→ **Page text**:
- - - - -
There was almost a whiff of fatalism around Scott Morrison.

There was almost a whiff of fatalism around Scott Morrison yesterday. “Bill Shorten is taking this next election for granted. Bill Shorten is sitting there wondering what curtains are going to be put in his office,” the sudden Prime Minister harrumphed. Then possibly taking into account the newly precarious state of Wentworth and Julia Banks pulling the pin in robust style, he offered this concession: “Bill Shorten can take the next election for granted if he likes.” Between that and being grilled on whether former aspiring prime minister Peter Dutton might have a date soon at the High Court, it all seemed less fun than the patriotism of the day before. As he tweeted then: “Today I gave each of my ministers a lapel pin with the Australian flag on it. I’ve been wearing this for many years now. The reason I wear it is because it reminds me every single day whose side I’m on. I’m on the side of the Australian people.” Let’s put aside the need for such reminders. Let’s also put aside for a moment that someone on Reddit has managed to quickly but lovingly curate a collection under the self-explanatory headline, “Here are some photos of Scott Morrison not wearing the Australian flag pin he claims to have worn ‘every single day’.” He doesn’t have one on in his Twitter profile shot. (Finance Minister Mathias Cormann did have his on yesterday, which at least offset the 50 Shades of Dismay quietly colliding on his face as he — presumably — contemplated last week.) Anyway, a flag pin is a soft option and serves as a reminder ScoMo didn’t grow up in Sydney’s Sutherland Shire but is a blow-in from the eastern suburbs. A more Cronulla move would be to get a tattoo of the Southern Cross inside each eyelid, each blink delivering a reminder in stereo. Though Strewth correspondent Stephen McDonald suggests a sturdier alternative: “You could have just had your eyelids pierced with the holes in the shape of the stars of the Southern Cross.”

Knuckle up

Speaking of Julia Banks, the only MP in the government to have wrested a seat from Labor at the last election yesterday dropped a bunker buster of an announcement of her decision to bail at the next election. Indeed, she went as far as citing bullying and intimidation. Who among her colleagues was destined to respond with just the right words? Step forward Craig Kelly, like a jolly creature emerging from his burrow into the preferred natural habitat that is a Sky News studio, where he bestowed this belated wisdom upon her: “You’ve got to roll with the punches.”

Over water matter

The missive in our inbox started with what we initially mistook for an announcement from Peter Dutton: “I’m on your side when times get rough / And friends just can’t be found / Like a bridge over troubled water.” A little left-field, but Dutton’s been through a bit. But then we remembered we were not an au pair in a spot of visa trouble and realised it wasn’t Dutton at all, but publicist Max Markson pumping out yet another of his enthralling tenuous press releases.

Looking for trouble

Some stuff just won’t die. When Anthony Albanese mused on the special envoy role carved out of the ether as a “make-work program for Tony Abbott to keep him out of trouble, to send him away from partyroom meetings”, a short exchange followed.
- - - - -
→ **Given information**:

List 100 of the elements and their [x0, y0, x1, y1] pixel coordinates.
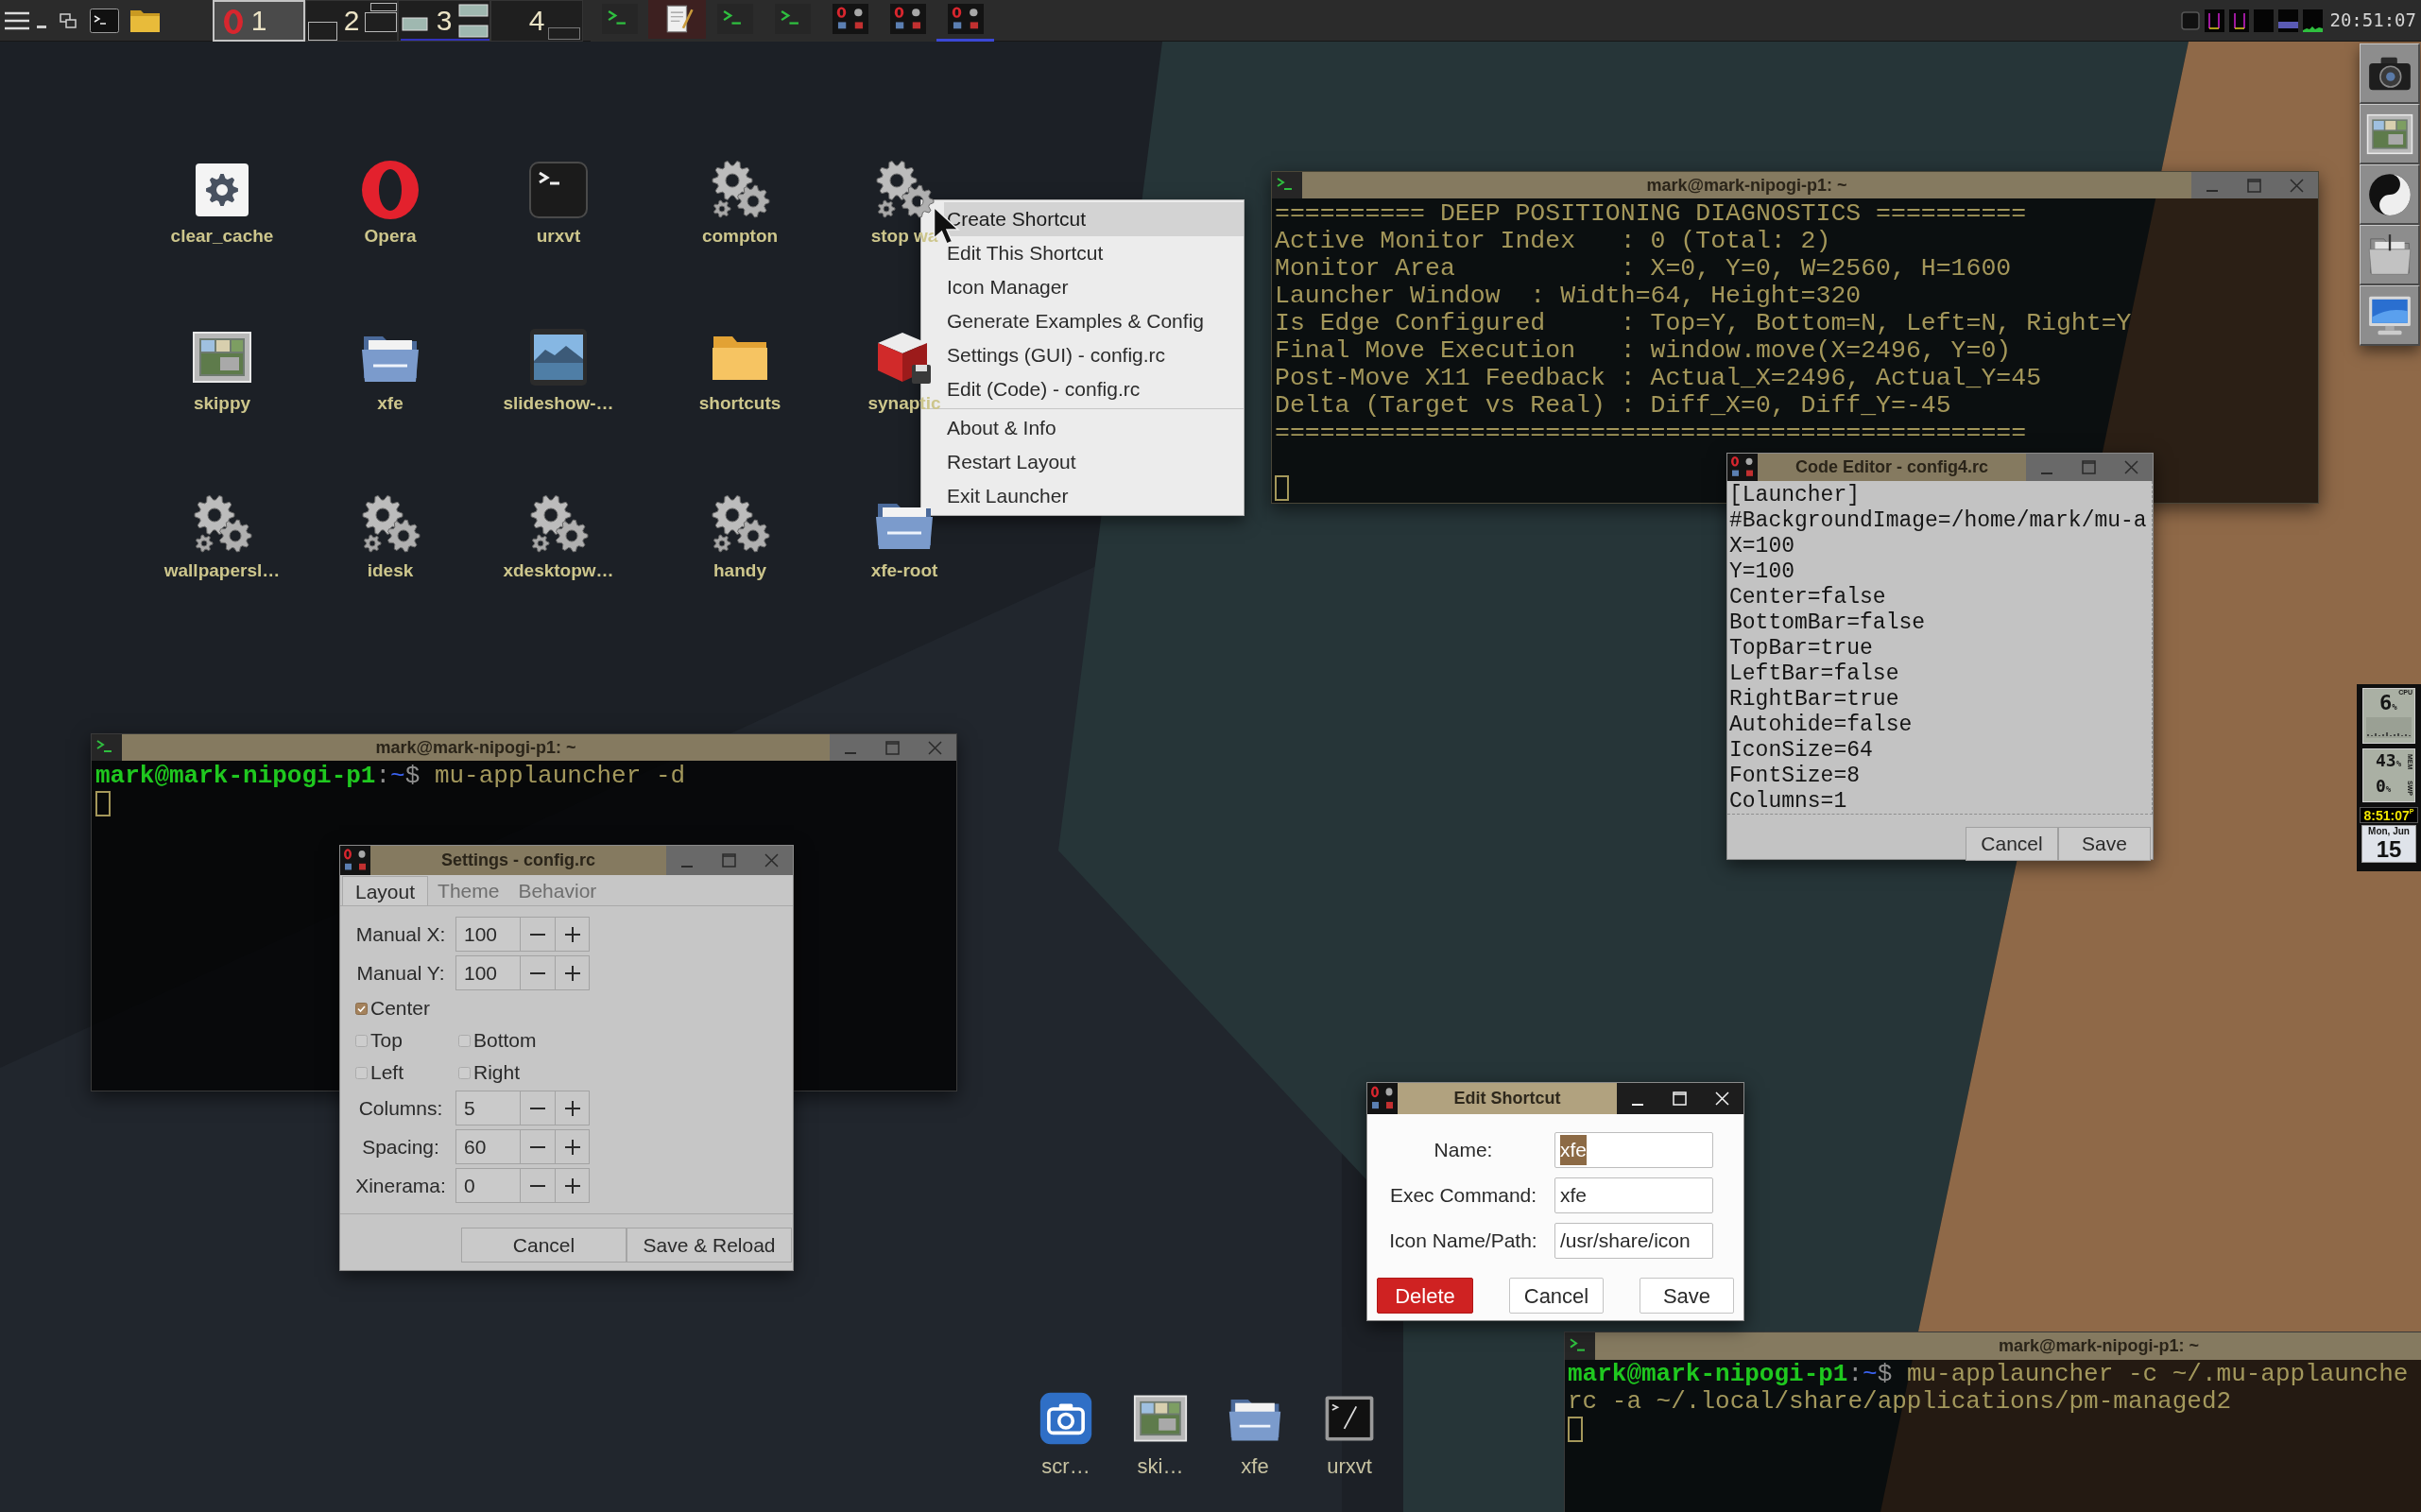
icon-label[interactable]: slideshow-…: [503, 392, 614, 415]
- - - - -
Rewrite the column from "The missive in" up to and including "short exchange followed.", putting "media statements" in place of "press releases".

The missive in our inbox started with what we initially mistook for an announcement from Peter Dutton: “I’m on your side when times get rough / And friends just can’t be found / Like a bridge over troubled water.” A little left-field, but Dutton’s been through a bit. But then we remembered we were not an au pair in a spot of visa trouble and realised it wasn’t Dutton at all, but publicist Max Markson pumping out yet another of his enthralling tenuous media statements.

Looking for trouble

Some stuff just won’t die. When Anthony Albanese mused on the special envoy role carved out of the ether as a “make-work program for Tony Abbott to keep him out of trouble, to send him away from partyroom meetings”, a short exchange followed.